**EXERCISE**
Check each line for the word "Read" and give how many have it. Say nothing else.

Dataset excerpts
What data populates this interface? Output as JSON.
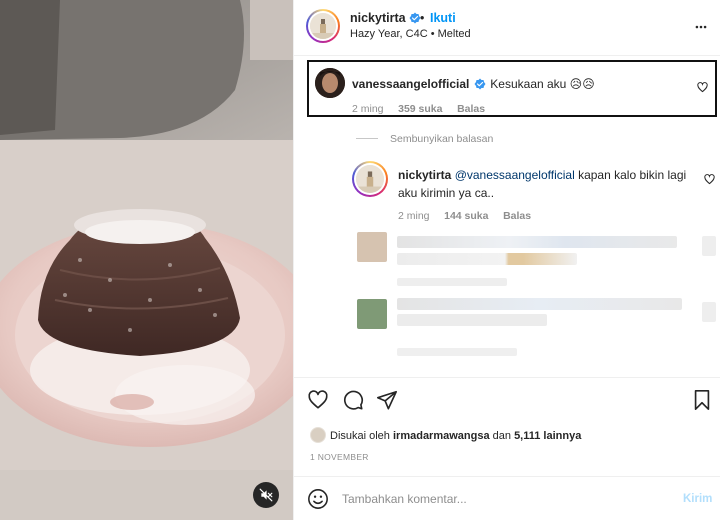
{
  "post": {
    "author": "nickytirta",
    "follow_label": "Ikuti",
    "dot": "•",
    "audio": "Hazy Year, C4C • Melted",
    "more_icon": "more-horizontal-icon"
  },
  "comments": [
    {
      "username": "vanessaangelofficial",
      "text": "Kesukaan aku 😥😥",
      "time": "2 ming",
      "likes": "359 suka",
      "reply_label": "Balas"
    }
  ],
  "hide_replies_label": "Sembunyikan balasan",
  "reply": {
    "username": "nickytirta",
    "mention": "@vanessaangelofficial",
    "text": " kapan kalo bikin lagi aku kirimin ya ca..",
    "time": "2 ming",
    "likes": "144 suka",
    "reply_label": "Balas"
  },
  "actions": {
    "like_icon": "heart-icon",
    "comment_icon": "comment-icon",
    "share_icon": "send-icon",
    "save_icon": "bookmark-icon"
  },
  "likes": {
    "prefix": "Disukai oleh ",
    "user": "irmadarmawangsa",
    "middle": " dan ",
    "count": "5,111 lainnya"
  },
  "date": "1 NOVEMBER",
  "composer": {
    "placeholder": "Tambahkan komentar...",
    "post_label": "Kirim"
  },
  "colors": {
    "accent": "#0095f6",
    "verified": "#3897f0",
    "link": "#00376b"
  }
}
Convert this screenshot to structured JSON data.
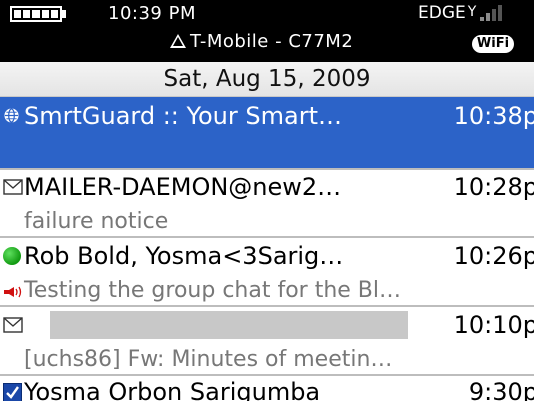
{
  "status_bar": {
    "time": "10:39 PM",
    "carrier": "T-Mobile - C77M2",
    "network": "EDGE",
    "wifi_label": "WiFi"
  },
  "date_header": "Sat, Aug 15, 2009",
  "messages": [
    {
      "icon": "globe-icon",
      "from": "SmrtGuard :: Your Smart…",
      "time": "10:38p",
      "subject": "",
      "selected": true
    },
    {
      "icon": "envelope-icon",
      "from": "MAILER-DAEMON@new2…",
      "time": "10:28p",
      "subject": "failure notice"
    },
    {
      "icon": "green-dot-icon",
      "from": "Rob Bold, Yosma<3Sarig…",
      "time": "10:26p",
      "subject": "Testing the group chat for the Bl…",
      "subject_icon": "megaphone-icon"
    },
    {
      "icon": "envelope-icon",
      "from": "",
      "time": "10:10p",
      "subject": "[uchs86] Fw: Minutes of meetin…",
      "from_redacted": true
    },
    {
      "icon": "checkbox-icon",
      "from": "Yosma Orbon Sarigumba",
      "time": "9:30p",
      "subject": ""
    }
  ],
  "colors": {
    "selection": "#2c63c8",
    "subject_text": "#777777",
    "status_bar_bg": "#000000"
  }
}
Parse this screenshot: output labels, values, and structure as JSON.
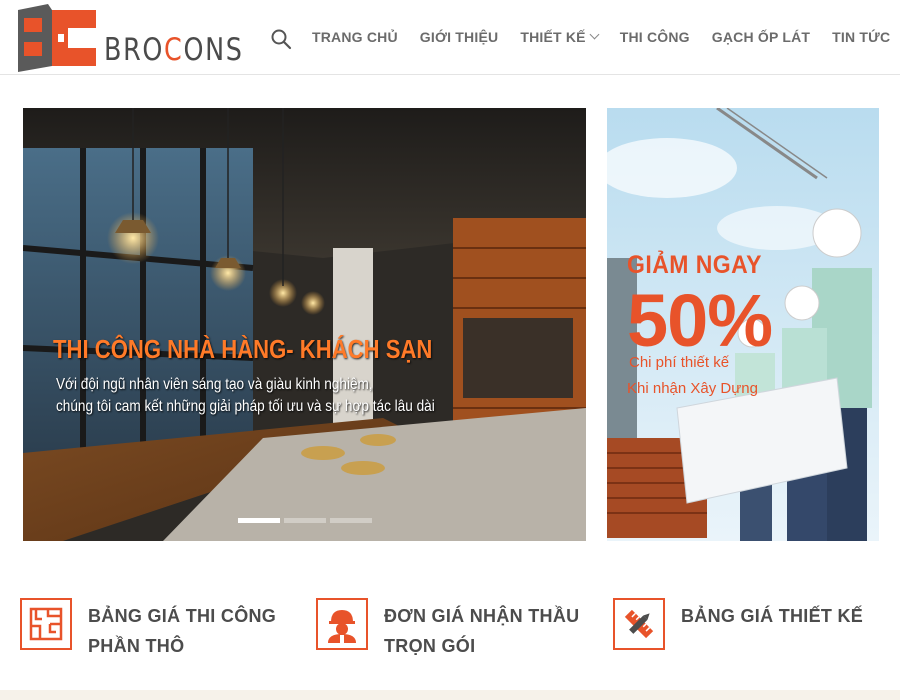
{
  "header": {
    "logo_text_a": "BRO",
    "logo_text_c": "C",
    "logo_text_b": "ONS",
    "search_icon": "search-icon",
    "nav": [
      {
        "label": "TRANG CHỦ"
      },
      {
        "label": "GIỚI THIỆU"
      },
      {
        "label": "THIẾT KẾ",
        "dropdown": true
      },
      {
        "label": "THI CÔNG"
      },
      {
        "label": "GẠCH ỐP LÁT"
      },
      {
        "label": "TIN TỨC"
      }
    ]
  },
  "slider": {
    "title": "THI CÔNG NHÀ HÀNG- KHÁCH SẠN",
    "line1": "Với đội ngũ nhân viên sáng tạo và giàu kinh nghiệm,",
    "line2": "chúng tôi cam kết những giải pháp tối ưu và sự hợp tác lâu dài",
    "active_slide": 1,
    "slide_count": 3
  },
  "promo": {
    "headline": "GIẢM NGAY",
    "percent": "50%",
    "line1": "Chi phí thiết kế",
    "line2": "Khi nhận Xây Dựng"
  },
  "features": [
    {
      "line1": "BẢNG GIÁ THI CÔNG",
      "line2": "PHẦN THÔ",
      "icon": "floorplan-icon"
    },
    {
      "line1": "ĐƠN GIÁ NHẬN THẦU",
      "line2": "TRỌN GÓI",
      "icon": "worker-icon"
    },
    {
      "line1": "BẢNG GIÁ THIẾT KẾ",
      "line2": "",
      "icon": "pencil-ruler-icon"
    }
  ],
  "colors": {
    "accent": "#e8532a",
    "nav_text": "#6b6b6b",
    "feature_text": "#4c4c4c"
  }
}
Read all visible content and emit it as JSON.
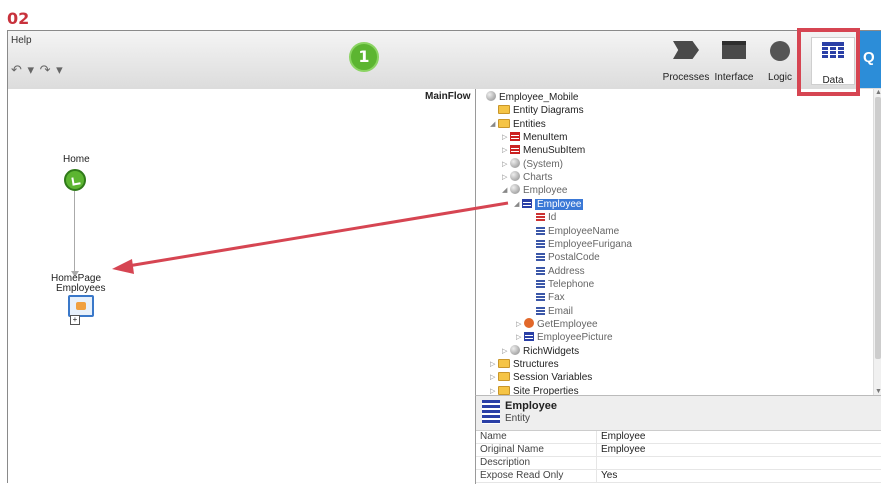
{
  "step_label": "02",
  "menu": {
    "help": "Help"
  },
  "toolbar": {
    "undo_glyph": "↶ ▾ ↷ ▾",
    "step_badge": "1",
    "tabs": [
      {
        "label": "Processes",
        "icon": "processes-icon"
      },
      {
        "label": "Interface",
        "icon": "interface-icon"
      },
      {
        "label": "Logic",
        "icon": "logic-icon"
      },
      {
        "label": "Data",
        "icon": "data-icon",
        "selected": true
      }
    ],
    "search_glyph": "Q"
  },
  "canvas": {
    "flow_label": "MainFlow",
    "nodes": [
      {
        "label": "Home",
        "icon": "start-node-icon"
      },
      {
        "label": "HomePage",
        "sublabel": "Employees",
        "icon": "web-screen-icon"
      }
    ]
  },
  "tree": {
    "items": [
      {
        "label": "Employee_Mobile",
        "icon": "globe-icon",
        "expander": ""
      },
      {
        "label": "Entity Diagrams",
        "icon": "folder-icon",
        "expander": ""
      },
      {
        "label": "Entities",
        "icon": "folder-icon",
        "expander": "◢"
      },
      {
        "label": "MenuItem",
        "icon": "entity-icon",
        "expander": "▷"
      },
      {
        "label": "MenuSubItem",
        "icon": "entity-icon",
        "expander": "▷"
      },
      {
        "label": "(System)",
        "icon": "globe-icon",
        "expander": "▷",
        "muted": true
      },
      {
        "label": "Charts",
        "icon": "globe-icon",
        "expander": "▷",
        "muted": true
      },
      {
        "label": "Employee",
        "icon": "globe-icon",
        "expander": "◢",
        "muted": true
      },
      {
        "label": "Employee",
        "icon": "entity-icon",
        "expander": "◢",
        "selected": true
      },
      {
        "label": "Id",
        "icon": "key-attribute-icon",
        "muted": true
      },
      {
        "label": "EmployeeName",
        "icon": "attribute-icon",
        "muted": true
      },
      {
        "label": "EmployeeFurigana",
        "icon": "attribute-icon",
        "muted": true
      },
      {
        "label": "PostalCode",
        "icon": "attribute-icon",
        "muted": true
      },
      {
        "label": "Address",
        "icon": "attribute-icon",
        "muted": true
      },
      {
        "label": "Telephone",
        "icon": "attribute-icon",
        "muted": true
      },
      {
        "label": "Fax",
        "icon": "attribute-icon",
        "muted": true
      },
      {
        "label": "Email",
        "icon": "attribute-icon",
        "muted": true
      },
      {
        "label": "GetEmployee",
        "icon": "action-icon",
        "expander": "▷",
        "muted": true
      },
      {
        "label": "EmployeePicture",
        "icon": "entity-icon",
        "expander": "▷",
        "muted": true
      },
      {
        "label": "RichWidgets",
        "icon": "globe-icon",
        "expander": "▷"
      },
      {
        "label": "Structures",
        "icon": "folder-icon",
        "expander": "▷"
      },
      {
        "label": "Session Variables",
        "icon": "folder-icon",
        "expander": "▷"
      },
      {
        "label": "Site Properties",
        "icon": "folder-icon",
        "expander": "▷"
      }
    ]
  },
  "properties": {
    "title": "Employee",
    "subtitle": "Entity",
    "rows": [
      {
        "key": "Name",
        "value": "Employee"
      },
      {
        "key": "Original Name",
        "value": "Employee"
      },
      {
        "key": "Description",
        "value": ""
      },
      {
        "key": "Expose Read Only",
        "value": "Yes"
      }
    ]
  },
  "colors": {
    "annotation_red": "#d64552",
    "step_green": "#5cb531",
    "selection_blue": "#3a78d6",
    "search_blue": "#2c8dd8"
  }
}
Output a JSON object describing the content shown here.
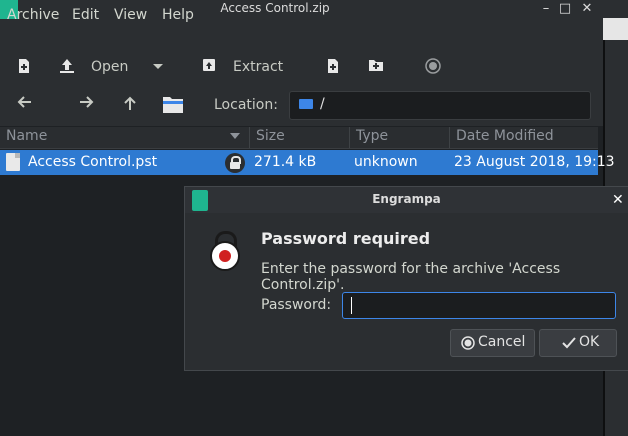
{
  "window": {
    "title": "Access Control.zip",
    "minimize_glyph": "–",
    "maximize_glyph": "□",
    "close_glyph": "✕"
  },
  "menubar": {
    "items": [
      "Archive",
      "Edit",
      "View",
      "Help"
    ]
  },
  "toolbar": {
    "open_label": "Open",
    "extract_label": "Extract"
  },
  "location": {
    "label": "Location:",
    "path": "/"
  },
  "columns": {
    "name": "Name",
    "size": "Size",
    "type": "Type",
    "date": "Date Modified"
  },
  "file_row": {
    "name": "Access Control.pst",
    "size": "271.4 kB",
    "type": "unknown",
    "date": "23 August 2018, 19:13"
  },
  "dialog": {
    "title": "Engrampa",
    "close_glyph": "✕",
    "heading": "Password required",
    "message": "Enter the password for the archive 'Access Control.zip'.",
    "password_label": "Password:",
    "password_value": "",
    "cancel_label": "Cancel",
    "ok_label": "OK"
  },
  "colors": {
    "accent": "#2e7ad1",
    "app_icon": "#1fb58f",
    "background": "#1e2124"
  }
}
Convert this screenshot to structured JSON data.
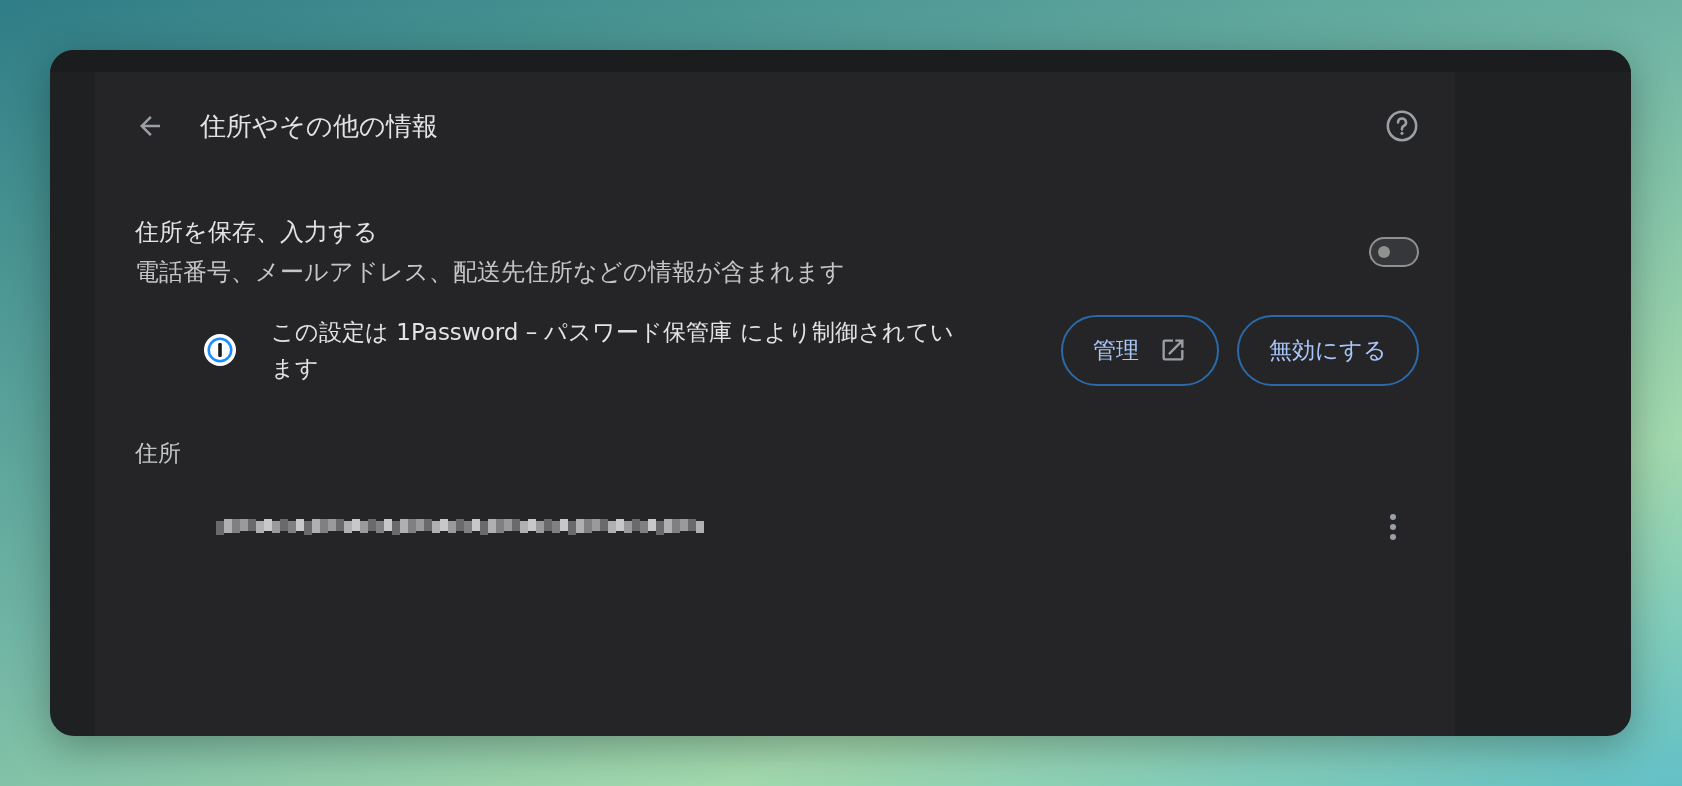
{
  "header": {
    "title": "住所やその他の情報"
  },
  "save_setting": {
    "title": "住所を保存、入力する",
    "description": "電話番号、メールアドレス、配送先住所などの情報が含まれます",
    "on": false
  },
  "managed_notice": {
    "text": "この設定は 1Password – パスワード保管庫 により制御されています",
    "buttons": [
      {
        "label": "管理",
        "kind": "external"
      },
      {
        "label": "無効にする",
        "kind": "plain"
      }
    ]
  },
  "addresses_section": {
    "heading": "住所",
    "items": [
      {
        "kind": "redacted"
      }
    ]
  }
}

**RESPONSE TO THIS TASK**
2